**What you are asked to do:** Drop all images and give the records again exactly.

**Dataset excerpts:**
◇ ◇ ◇ ◇

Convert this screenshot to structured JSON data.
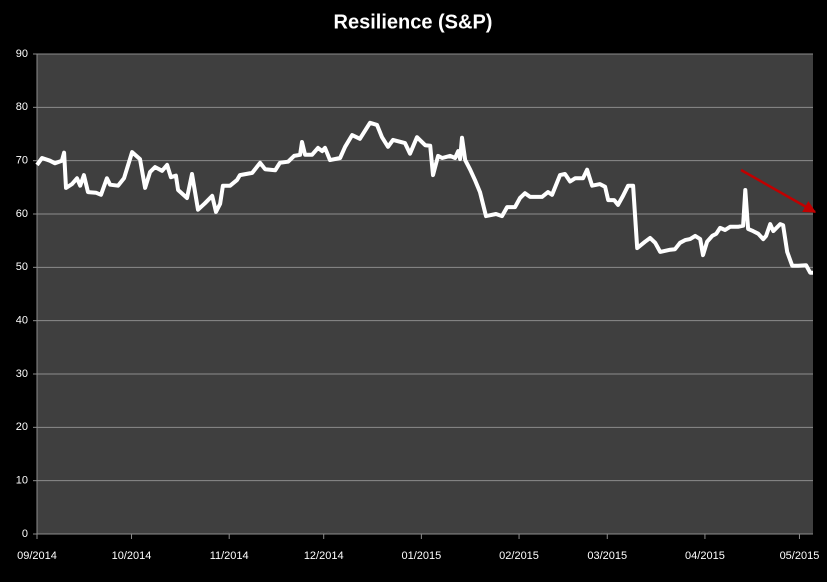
{
  "chart_data": {
    "type": "line",
    "title": "Resilience (S&P)",
    "color": "#ffffff",
    "grid": true,
    "x": [
      0,
      1.6,
      4.1,
      5.7,
      7.9,
      8.6,
      9.2,
      11.1,
      12.7,
      13.7,
      14.9,
      16.2,
      18.7,
      20.3,
      22.2,
      23.2,
      25.7,
      27.6,
      30.2,
      32.7,
      34.3,
      35.9,
      37.5,
      39.7,
      41.3,
      42.5,
      44.1,
      44.8,
      47.6,
      49.2,
      51.1,
      53.3,
      55.6,
      56.8,
      58.1,
      59,
      61.3,
      63.5,
      64.4,
      68.3,
      70.8,
      72.4,
      75.6,
      77.1,
      79.7,
      81.6,
      83.5,
      84.1,
      85.1,
      87.3,
      89.2,
      90.5,
      91.4,
      93,
      96.2,
      97.8,
      100,
      102.5,
      105.7,
      107.9,
      109.5,
      111.4,
      113,
      116.8,
      118.4,
      120.6,
      123.2,
      124.8,
      125.7,
      127.3,
      128.6,
      131.1,
      132.7,
      133.7,
      134.3,
      134.9,
      135.9,
      137.5,
      139,
      140.6,
      142.5,
      145.7,
      147.6,
      149.2,
      151.7,
      153.3,
      154.9,
      156.5,
      160.3,
      162.2,
      163.5,
      166,
      167.6,
      169.2,
      170.8,
      173.3,
      174.6,
      176.2,
      178.7,
      180.3,
      181.3,
      183.2,
      184.4,
      186,
      187.6,
      189.2,
      190.5,
      193,
      194.6,
      196.2,
      197.8,
      201,
      202.5,
      204.1,
      205.7,
      207.3,
      208.9,
      210.5,
      211.4,
      212.7,
      214.3,
      215.6,
      216.8,
      218.4,
      220,
      222.5,
      224.1,
      224.8,
      225.7,
      227.3,
      228.9,
      230.5,
      231.4,
      232.7,
      233.7,
      235.9,
      236.8,
      238.1,
      239.7,
      241.6,
      244.1,
      245.4,
      246.3
    ],
    "values": [
      69.2,
      70.5,
      70,
      69.5,
      70,
      71.5,
      64.9,
      65.6,
      66.7,
      65.3,
      67.3,
      64.1,
      64,
      63.6,
      66.7,
      65.5,
      65.3,
      66.7,
      71.6,
      70.3,
      64.9,
      67.9,
      68.8,
      68.1,
      69.2,
      66.9,
      67.2,
      64.5,
      63,
      67.5,
      60.8,
      62,
      63.4,
      60.4,
      61.9,
      65.3,
      65.3,
      66.4,
      67.3,
      67.7,
      69.6,
      68.4,
      68.2,
      69.6,
      69.8,
      70.9,
      71.1,
      73.5,
      71.1,
      71.1,
      72.4,
      71.8,
      72.4,
      70.1,
      70.5,
      72.6,
      74.8,
      74.1,
      77.1,
      76.7,
      74.4,
      72.6,
      73.9,
      73.3,
      71.3,
      74.4,
      72.9,
      72.8,
      67.3,
      70.9,
      70.5,
      70.9,
      70.5,
      71.8,
      70.3,
      74.3,
      70.1,
      68.3,
      66.4,
      64.1,
      59.6,
      60,
      59.6,
      61.3,
      61.3,
      63,
      63.9,
      63.2,
      63.2,
      64.1,
      63.6,
      67.3,
      67.5,
      66.1,
      66.7,
      66.7,
      68.3,
      65.3,
      65.6,
      65.1,
      62.6,
      62.6,
      61.7,
      63.4,
      65.3,
      65.3,
      53.6,
      54.8,
      55.5,
      54.6,
      52.9,
      53.3,
      53.4,
      54.6,
      55.1,
      55.3,
      55.9,
      55.3,
      52.3,
      54.8,
      55.9,
      56.3,
      57.4,
      57,
      57.6,
      57.6,
      57.8,
      64.5,
      57.2,
      56.8,
      56.3,
      55.3,
      55.9,
      58.1,
      56.8,
      58.1,
      57.9,
      52.9,
      50.3,
      50.3,
      50.4,
      49,
      49
    ],
    "xlim": [
      0,
      246.3
    ],
    "xticks": [
      {
        "value": 0,
        "label": "09/2014"
      },
      {
        "value": 30,
        "label": "10/2014"
      },
      {
        "value": 61,
        "label": "11/2014"
      },
      {
        "value": 91,
        "label": "12/2014"
      },
      {
        "value": 122,
        "label": "01/2015"
      },
      {
        "value": 153,
        "label": "02/2015"
      },
      {
        "value": 181,
        "label": "03/2015"
      },
      {
        "value": 212,
        "label": "04/2015"
      },
      {
        "value": 242,
        "label": "05/2015"
      }
    ],
    "ylim": [
      0,
      90
    ],
    "yticks": [
      0,
      10,
      20,
      30,
      40,
      50,
      60,
      70,
      80,
      90
    ]
  }
}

◇ ◇ ◇ ◇

**The solution:**
Convert this screenshot to structured JSON data.
{
  "chart_data": {
    "type": "line",
    "title": "Resilience (S&P)",
    "color": "#ffffff",
    "grid": true,
    "x": [
      0,
      1.6,
      4.1,
      5.7,
      7.9,
      8.6,
      9.2,
      11.1,
      12.7,
      13.7,
      14.9,
      16.2,
      18.7,
      20.3,
      22.2,
      23.2,
      25.7,
      27.6,
      30.2,
      32.7,
      34.3,
      35.9,
      37.5,
      39.7,
      41.3,
      42.5,
      44.1,
      44.8,
      47.6,
      49.2,
      51.1,
      53.3,
      55.6,
      56.8,
      58.1,
      59,
      61.3,
      63.5,
      64.4,
      68.3,
      70.8,
      72.4,
      75.6,
      77.1,
      79.7,
      81.6,
      83.5,
      84.1,
      85.1,
      87.3,
      89.2,
      90.5,
      91.4,
      93,
      96.2,
      97.8,
      100,
      102.5,
      105.7,
      107.9,
      109.5,
      111.4,
      113,
      116.8,
      118.4,
      120.6,
      123.2,
      124.8,
      125.7,
      127.3,
      128.6,
      131.1,
      132.7,
      133.7,
      134.3,
      134.9,
      135.9,
      137.5,
      139,
      140.6,
      142.5,
      145.7,
      147.6,
      149.2,
      151.7,
      153.3,
      154.9,
      156.5,
      160.3,
      162.2,
      163.5,
      166,
      167.6,
      169.2,
      170.8,
      173.3,
      174.6,
      176.2,
      178.7,
      180.3,
      181.3,
      183.2,
      184.4,
      186,
      187.6,
      189.2,
      190.5,
      193,
      194.6,
      196.2,
      197.8,
      201,
      202.5,
      204.1,
      205.7,
      207.3,
      208.9,
      210.5,
      211.4,
      212.7,
      214.3,
      215.6,
      216.8,
      218.4,
      220,
      222.5,
      224.1,
      224.8,
      225.7,
      227.3,
      228.9,
      230.5,
      231.4,
      232.7,
      233.7,
      235.9,
      236.8,
      238.1,
      239.7,
      241.6,
      244.1,
      245.4,
      246.3
    ],
    "values": [
      69.2,
      70.5,
      70,
      69.5,
      70,
      71.5,
      64.9,
      65.6,
      66.7,
      65.3,
      67.3,
      64.1,
      64,
      63.6,
      66.7,
      65.5,
      65.3,
      66.7,
      71.6,
      70.3,
      64.9,
      67.9,
      68.8,
      68.1,
      69.2,
      66.9,
      67.2,
      64.5,
      63,
      67.5,
      60.8,
      62,
      63.4,
      60.4,
      61.9,
      65.3,
      65.3,
      66.4,
      67.3,
      67.7,
      69.6,
      68.4,
      68.2,
      69.6,
      69.8,
      70.9,
      71.1,
      73.5,
      71.1,
      71.1,
      72.4,
      71.8,
      72.4,
      70.1,
      70.5,
      72.6,
      74.8,
      74.1,
      77.1,
      76.7,
      74.4,
      72.6,
      73.9,
      73.3,
      71.3,
      74.4,
      72.9,
      72.8,
      67.3,
      70.9,
      70.5,
      70.9,
      70.5,
      71.8,
      70.3,
      74.3,
      70.1,
      68.3,
      66.4,
      64.1,
      59.6,
      60,
      59.6,
      61.3,
      61.3,
      63,
      63.9,
      63.2,
      63.2,
      64.1,
      63.6,
      67.3,
      67.5,
      66.1,
      66.7,
      66.7,
      68.3,
      65.3,
      65.6,
      65.1,
      62.6,
      62.6,
      61.7,
      63.4,
      65.3,
      65.3,
      53.6,
      54.8,
      55.5,
      54.6,
      52.9,
      53.3,
      53.4,
      54.6,
      55.1,
      55.3,
      55.9,
      55.3,
      52.3,
      54.8,
      55.9,
      56.3,
      57.4,
      57,
      57.6,
      57.6,
      57.8,
      64.5,
      57.2,
      56.8,
      56.3,
      55.3,
      55.9,
      58.1,
      56.8,
      58.1,
      57.9,
      52.9,
      50.3,
      50.3,
      50.4,
      49,
      49
    ],
    "xlim": [
      0,
      246.3
    ],
    "xticks": [
      {
        "value": 0,
        "label": "09/2014"
      },
      {
        "value": 30,
        "label": "10/2014"
      },
      {
        "value": 61,
        "label": "11/2014"
      },
      {
        "value": 91,
        "label": "12/2014"
      },
      {
        "value": 122,
        "label": "01/2015"
      },
      {
        "value": 153,
        "label": "02/2015"
      },
      {
        "value": 181,
        "label": "03/2015"
      },
      {
        "value": 212,
        "label": "04/2015"
      },
      {
        "value": 242,
        "label": "05/2015"
      }
    ],
    "ylim": [
      0,
      90
    ],
    "yticks": [
      0,
      10,
      20,
      30,
      40,
      50,
      60,
      70,
      80,
      90
    ]
  }
}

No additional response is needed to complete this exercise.